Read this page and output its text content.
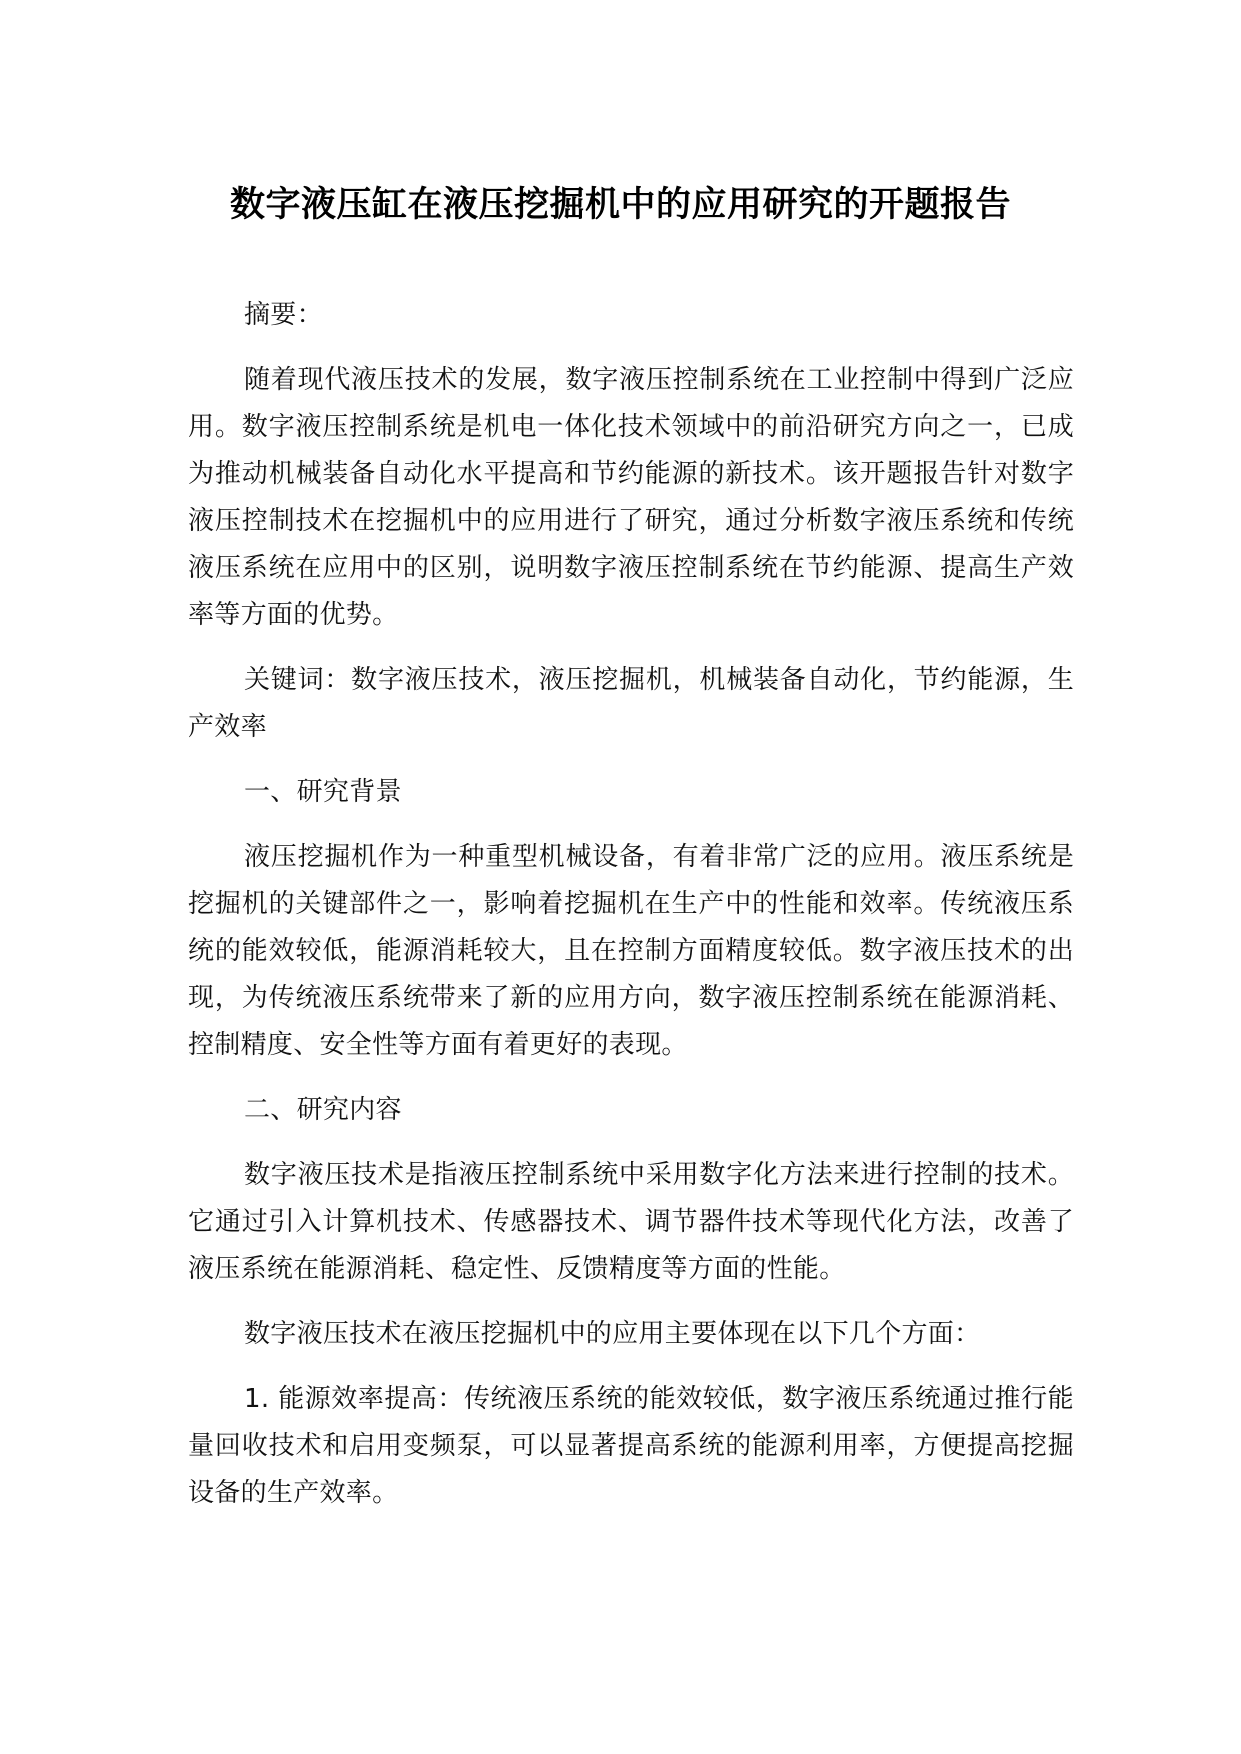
数字液压缸在液压挖掘机中的应用研究的开题报告

摘要：

随着现代液压技术的发展，数字液压控制系统在工业控制中得到广泛应用。数字液压控制系统是机电一体化技术领域中的前沿研究方向之一，已成为推动机械装备自动化水平提高和节约能源的新技术。该开题报告针对数字液压控制技术在挖掘机中的应用进行了研究，通过分析数字液压系统和传统液压系统在应用中的区别，说明数字液压控制系统在节约能源、提高生产效率等方面的优势。

关键词：数字液压技术，液压挖掘机，机械装备自动化，节约能源，生产效率

一、研究背景

液压挖掘机作为一种重型机械设备，有着非常广泛的应用。液压系统是挖掘机的关键部件之一，影响着挖掘机在生产中的性能和效率。传统液压系统的能效较低，能源消耗较大，且在控制方面精度较低。数字液压技术的出现，为传统液压系统带来了新的应用方向，数字液压控制系统在能源消耗、控制精度、安全性等方面有着更好的表现。

二、研究内容

数字液压技术是指液压控制系统中采用数字化方法来进行控制的技术。它通过引入计算机技术、传感器技术、调节器件技术等现代化方法，改善了液压系统在能源消耗、稳定性、反馈精度等方面的性能。

数字液压技术在液压挖掘机中的应用主要体现在以下几个方面：

1. 能源效率提高：传统液压系统的能效较低，数字液压系统通过推行能量回收技术和启用变频泵，可以显著提高系统的能源利用率，方便提高挖掘设备的生产效率。
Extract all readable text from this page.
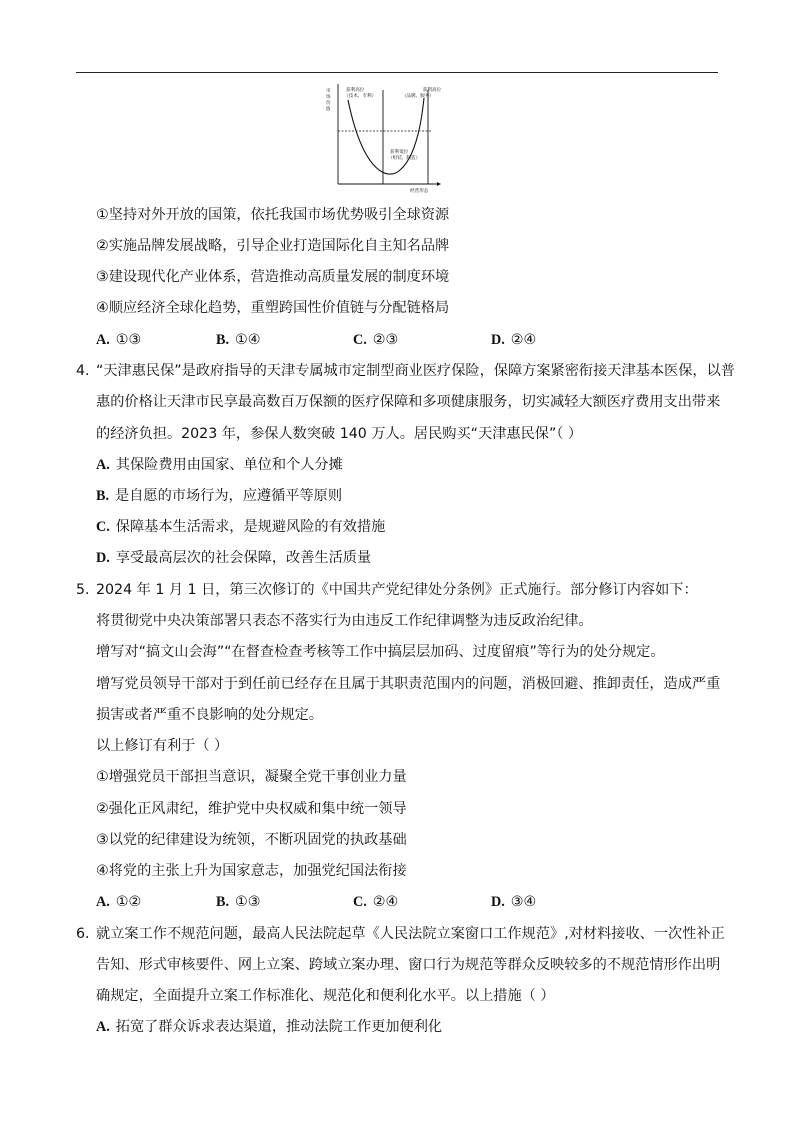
市
场
价
值
获利高位
（技术、专利）
获利高位
（品牌、服务）
获利低位
（组装、制造）
经营形态
①坚持对外开放的国策，依托我国市场优势吸引全球资源
②实施品牌发展战略，引导企业打造国际化自主知名品牌
③建设现代化产业体系，营造推动高质量发展的制度环境
④顺应经济全球化趋势，重塑跨国性价值链与分配链格局
A. ①③	B. ①④	C. ②③	D. ②④
4. “天津惠民保”是政府指导的天津专属城市定制型商业医疗保险，保障方案紧密衔接天津基本医保，以普
惠的价格让天津市民享最高数百万保额的医疗保障和多项健康服务，切实减轻大额医疗费用支出带来
的经济负担。2023 年，参保人数突破 140 万人。居民购买“天津惠民保”（ ）
A. 其保险费用由国家、单位和个人分摊
B. 是自愿的市场行为，应遵循平等原则
C. 保障基本生活需求，是规避风险的有效措施
D. 享受最高层次的社会保障，改善生活质量
5. 2024 年 1 月 1 日，第三次修订的《中国共产党纪律处分条例》正式施行。部分修订内容如下：
将贯彻党中央决策部署只表态不落实行为由违反工作纪律调整为违反政治纪律。
增写对“搞文山会海”“在督查检查考核等工作中搞层层加码、过度留痕”等行为的处分规定。
增写党员领导干部对于到任前已经存在且属于其职责范围内的问题，消极回避、推卸责任，造成严重
损害或者严重不良影响的处分规定。
以上修订有利于（ ）
①增强党员干部担当意识，凝聚全党干事创业力量
②强化正风肃纪，维护党中央权威和集中统一领导
③以党的纪律建设为统领，不断巩固党的执政基础
④将党的主张上升为国家意志，加强党纪国法衔接
A. ①②	B. ①③	C. ②④	D. ③④
6. 就立案工作不规范问题，最高人民法院起草《人民法院立案窗口工作规范》,对材料接收、一次性补正
告知、形式审核要件、网上立案、跨域立案办理、窗口行为规范等群众反映较多的不规范情形作出明
确规定，全面提升立案工作标准化、规范化和便利化水平。以上措施（ ）
A. 拓宽了群众诉求表达渠道，推动法院工作更加便利化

Your task: Pictures are excluded; copy every other part of the records exactly.

Answer to the problem:
Read this page and output its text content.
数字液压缸在液压挖掘机中的应用研究的开题报告

摘要：

随着现代液压技术的发展，数字液压控制系统在工业控制中得到广泛应用。数字液压控制系统是机电一体化技术领域中的前沿研究方向之一，已成为推动机械装备自动化水平提高和节约能源的新技术。该开题报告针对数字液压控制技术在挖掘机中的应用进行了研究，通过分析数字液压系统和传统液压系统在应用中的区别，说明数字液压控制系统在节约能源、提高生产效率等方面的优势。

关键词：数字液压技术，液压挖掘机，机械装备自动化，节约能源，生产效率

一、研究背景

液压挖掘机作为一种重型机械设备，有着非常广泛的应用。液压系统是挖掘机的关键部件之一，影响着挖掘机在生产中的性能和效率。传统液压系统的能效较低，能源消耗较大，且在控制方面精度较低。数字液压技术的出现，为传统液压系统带来了新的应用方向，数字液压控制系统在能源消耗、控制精度、安全性等方面有着更好的表现。

二、研究内容

数字液压技术是指液压控制系统中采用数字化方法来进行控制的技术。它通过引入计算机技术、传感器技术、调节器件技术等现代化方法，改善了液压系统在能源消耗、稳定性、反馈精度等方面的性能。

数字液压技术在液压挖掘机中的应用主要体现在以下几个方面：

1. 能源效率提高：传统液压系统的能效较低，数字液压系统通过推行能量回收技术和启用变频泵，可以显著提高系统的能源利用率，方便提高挖掘设备的生产效率。
Extract all readable text from this page.
市
场
价
值
获利高位
（技术、专利）
获利高位
（品牌、服务）
获利低位
（组装、制造）
经营形态
①坚持对外开放的国策，依托我国市场优势吸引全球资源
②实施品牌发展战略，引导企业打造国际化自主知名品牌
③建设现代化产业体系，营造推动高质量发展的制度环境
④顺应经济全球化趋势，重塑跨国性价值链与分配链格局
A. ①③	B. ①④	C. ②③	D. ②④
4. “天津惠民保”是政府指导的天津专属城市定制型商业医疗保险，保障方案紧密衔接天津基本医保，以普
惠的价格让天津市民享最高数百万保额的医疗保障和多项健康服务，切实减轻大额医疗费用支出带来
的经济负担。2023 年，参保人数突破 140 万人。居民购买“天津惠民保”（ ）
A. 其保险费用由国家、单位和个人分摊
B. 是自愿的市场行为，应遵循平等原则
C. 保障基本生活需求，是规避风险的有效措施
D. 享受最高层次的社会保障，改善生活质量
5. 2024 年 1 月 1 日，第三次修订的《中国共产党纪律处分条例》正式施行。部分修订内容如下：
将贯彻党中央决策部署只表态不落实行为由违反工作纪律调整为违反政治纪律。
增写对“搞文山会海”“在督查检查考核等工作中搞层层加码、过度留痕”等行为的处分规定。
增写党员领导干部对于到任前已经存在且属于其职责范围内的问题，消极回避、推卸责任，造成严重
损害或者严重不良影响的处分规定。
以上修订有利于（ ）
①增强党员干部担当意识，凝聚全党干事创业力量
②强化正风肃纪，维护党中央权威和集中统一领导
③以党的纪律建设为统领，不断巩固党的执政基础
④将党的主张上升为国家意志，加强党纪国法衔接
A. ①②	B. ①③	C. ②④	D. ③④
6. 就立案工作不规范问题，最高人民法院起草《人民法院立案窗口工作规范》,对材料接收、一次性补正
告知、形式审核要件、网上立案、跨域立案办理、窗口行为规范等群众反映较多的不规范情形作出明
确规定，全面提升立案工作标准化、规范化和便利化水平。以上措施（ ）
A. 拓宽了群众诉求表达渠道，推动法院工作更加便利化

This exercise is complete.